[Collected data entries]

#####

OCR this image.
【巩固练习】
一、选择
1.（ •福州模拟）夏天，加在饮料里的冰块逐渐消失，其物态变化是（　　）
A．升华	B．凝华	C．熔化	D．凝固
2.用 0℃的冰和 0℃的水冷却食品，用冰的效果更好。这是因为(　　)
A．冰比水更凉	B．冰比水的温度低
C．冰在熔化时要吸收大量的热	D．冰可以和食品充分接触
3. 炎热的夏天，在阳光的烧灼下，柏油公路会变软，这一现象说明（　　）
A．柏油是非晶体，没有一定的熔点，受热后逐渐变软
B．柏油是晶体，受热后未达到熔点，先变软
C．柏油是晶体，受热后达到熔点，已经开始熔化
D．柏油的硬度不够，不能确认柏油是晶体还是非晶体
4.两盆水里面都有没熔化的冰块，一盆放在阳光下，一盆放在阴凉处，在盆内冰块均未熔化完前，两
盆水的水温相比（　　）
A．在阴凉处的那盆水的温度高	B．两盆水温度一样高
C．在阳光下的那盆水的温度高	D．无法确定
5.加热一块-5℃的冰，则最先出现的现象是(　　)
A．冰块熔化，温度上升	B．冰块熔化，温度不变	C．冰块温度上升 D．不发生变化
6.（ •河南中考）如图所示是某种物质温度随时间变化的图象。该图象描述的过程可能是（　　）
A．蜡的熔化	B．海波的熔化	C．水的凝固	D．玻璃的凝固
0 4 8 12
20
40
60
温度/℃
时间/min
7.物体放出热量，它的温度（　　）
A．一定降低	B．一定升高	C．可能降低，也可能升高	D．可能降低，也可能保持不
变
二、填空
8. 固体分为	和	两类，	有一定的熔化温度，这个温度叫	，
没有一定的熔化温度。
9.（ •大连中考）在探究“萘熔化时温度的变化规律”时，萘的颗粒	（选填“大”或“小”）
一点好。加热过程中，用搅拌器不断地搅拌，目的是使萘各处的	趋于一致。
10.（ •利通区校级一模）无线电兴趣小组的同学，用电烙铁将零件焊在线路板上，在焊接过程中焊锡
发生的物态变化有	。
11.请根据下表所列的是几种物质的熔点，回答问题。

#####

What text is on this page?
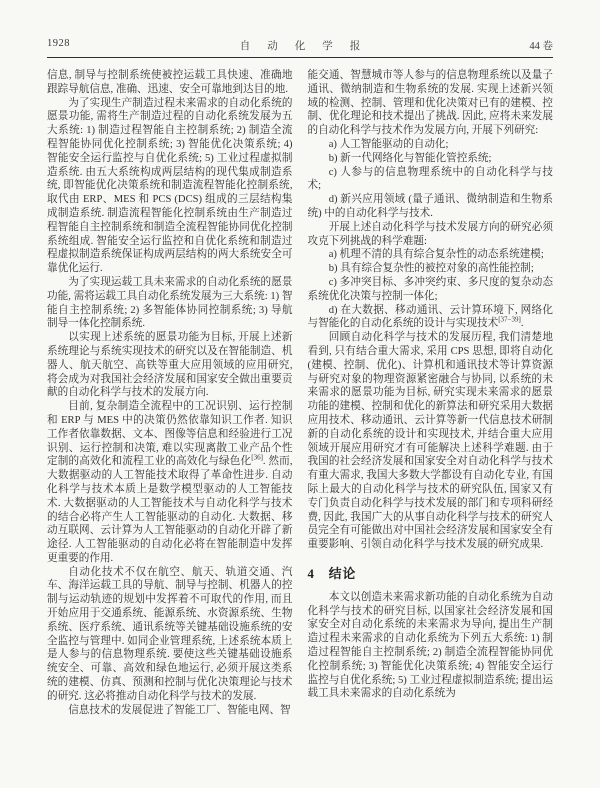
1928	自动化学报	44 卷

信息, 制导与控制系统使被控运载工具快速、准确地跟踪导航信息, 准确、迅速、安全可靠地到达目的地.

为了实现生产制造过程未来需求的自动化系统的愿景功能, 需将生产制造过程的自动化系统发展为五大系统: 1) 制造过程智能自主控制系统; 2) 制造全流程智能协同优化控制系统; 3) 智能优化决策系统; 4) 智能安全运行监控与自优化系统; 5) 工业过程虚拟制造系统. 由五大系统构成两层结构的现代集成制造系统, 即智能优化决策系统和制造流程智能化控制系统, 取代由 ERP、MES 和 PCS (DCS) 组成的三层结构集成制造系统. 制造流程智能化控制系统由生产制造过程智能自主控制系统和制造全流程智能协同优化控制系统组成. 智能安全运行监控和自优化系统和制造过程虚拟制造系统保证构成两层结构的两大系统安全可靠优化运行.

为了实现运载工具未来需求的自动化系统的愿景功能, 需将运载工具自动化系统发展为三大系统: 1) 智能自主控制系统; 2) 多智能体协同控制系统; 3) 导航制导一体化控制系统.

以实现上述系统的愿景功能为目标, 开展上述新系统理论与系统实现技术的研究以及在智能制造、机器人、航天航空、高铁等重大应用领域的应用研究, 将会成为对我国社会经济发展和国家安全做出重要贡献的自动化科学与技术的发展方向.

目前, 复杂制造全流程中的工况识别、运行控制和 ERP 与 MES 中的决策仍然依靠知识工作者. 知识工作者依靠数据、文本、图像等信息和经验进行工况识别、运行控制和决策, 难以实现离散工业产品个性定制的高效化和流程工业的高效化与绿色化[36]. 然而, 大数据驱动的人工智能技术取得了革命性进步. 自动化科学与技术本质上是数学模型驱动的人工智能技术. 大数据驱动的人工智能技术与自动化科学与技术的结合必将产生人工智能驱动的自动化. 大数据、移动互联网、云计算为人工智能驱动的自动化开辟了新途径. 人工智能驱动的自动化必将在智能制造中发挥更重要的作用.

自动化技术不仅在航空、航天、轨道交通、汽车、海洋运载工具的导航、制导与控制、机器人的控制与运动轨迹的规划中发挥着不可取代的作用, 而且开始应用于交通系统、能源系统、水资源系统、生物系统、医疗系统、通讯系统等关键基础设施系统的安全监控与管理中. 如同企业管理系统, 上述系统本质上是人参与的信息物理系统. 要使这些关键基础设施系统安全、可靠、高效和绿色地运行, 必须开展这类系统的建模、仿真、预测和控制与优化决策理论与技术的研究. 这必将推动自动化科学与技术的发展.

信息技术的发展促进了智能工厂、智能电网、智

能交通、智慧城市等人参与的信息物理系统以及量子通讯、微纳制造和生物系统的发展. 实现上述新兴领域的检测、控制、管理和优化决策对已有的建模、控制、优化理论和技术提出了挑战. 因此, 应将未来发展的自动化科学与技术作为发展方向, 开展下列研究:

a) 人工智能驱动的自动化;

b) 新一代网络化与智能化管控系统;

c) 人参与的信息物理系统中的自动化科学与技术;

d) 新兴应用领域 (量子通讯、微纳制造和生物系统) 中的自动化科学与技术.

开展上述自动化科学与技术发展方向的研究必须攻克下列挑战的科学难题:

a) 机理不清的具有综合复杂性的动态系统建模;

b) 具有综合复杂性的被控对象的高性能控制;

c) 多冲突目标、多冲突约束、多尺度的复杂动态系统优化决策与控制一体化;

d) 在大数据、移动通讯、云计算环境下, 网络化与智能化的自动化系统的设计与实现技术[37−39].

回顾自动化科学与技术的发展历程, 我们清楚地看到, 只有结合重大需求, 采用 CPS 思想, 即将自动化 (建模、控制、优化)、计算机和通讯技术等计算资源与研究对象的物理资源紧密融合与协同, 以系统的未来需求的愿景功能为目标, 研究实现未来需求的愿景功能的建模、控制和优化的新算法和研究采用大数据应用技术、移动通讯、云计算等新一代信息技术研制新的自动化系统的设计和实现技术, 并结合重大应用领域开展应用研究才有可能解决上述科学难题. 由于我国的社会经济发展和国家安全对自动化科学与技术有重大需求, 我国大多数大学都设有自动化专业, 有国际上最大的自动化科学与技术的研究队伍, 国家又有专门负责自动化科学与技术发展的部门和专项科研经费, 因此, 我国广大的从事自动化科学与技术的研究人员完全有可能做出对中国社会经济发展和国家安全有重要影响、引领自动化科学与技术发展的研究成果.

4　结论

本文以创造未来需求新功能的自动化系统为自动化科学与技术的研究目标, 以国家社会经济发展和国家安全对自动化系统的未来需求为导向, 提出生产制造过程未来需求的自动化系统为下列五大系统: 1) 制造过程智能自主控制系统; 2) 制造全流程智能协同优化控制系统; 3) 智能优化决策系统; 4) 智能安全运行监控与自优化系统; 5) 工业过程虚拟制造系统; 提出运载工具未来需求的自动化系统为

#####

Using the listing above, gather each line that holds the string "智能优化决策系统" and copy it.

Exercise response
为了实现生产制造过程未来需求的自动化系统的愿景功能, 需将生产制造过程的自动化系统发展为五大系统: 1) 制造过程智能自主控制系统; 2) 制造全流程智能协同优化控制系统; 3) 智能优化决策系统; 4) 智能安全运行监控与自优化系统; 5) 工业过程虚拟制造系统. 由五大系统构成两层结构的现代集成制造系统, 即智能优化决策系统和制造流程智能化控制系统, 取代由 ERP、MES 和 PCS (DCS) 组成的三层结构集成制造系统. 制造流程智能化控制系统由生产制造过程智能自主控制系统和制造全流程智能协同优化控制系统组成. 智能安全运行监控和自优化系统和制造过程虚拟制造系统保证构成两层结构的两大系统安全可靠优化运行.
本文以创造未来需求新功能的自动化系统为自动化科学与技术的研究目标, 以国家社会经济发展和国家安全对自动化系统的未来需求为导向, 提出生产制造过程未来需求的自动化系统为下列五大系统: 1) 制造过程智能自主控制系统; 2) 制造全流程智能协同优化控制系统; 3) 智能优化决策系统; 4) 智能安全运行监控与自优化系统; 5) 工业过程虚拟制造系统; 提出运载工具未来需求的自动化系统为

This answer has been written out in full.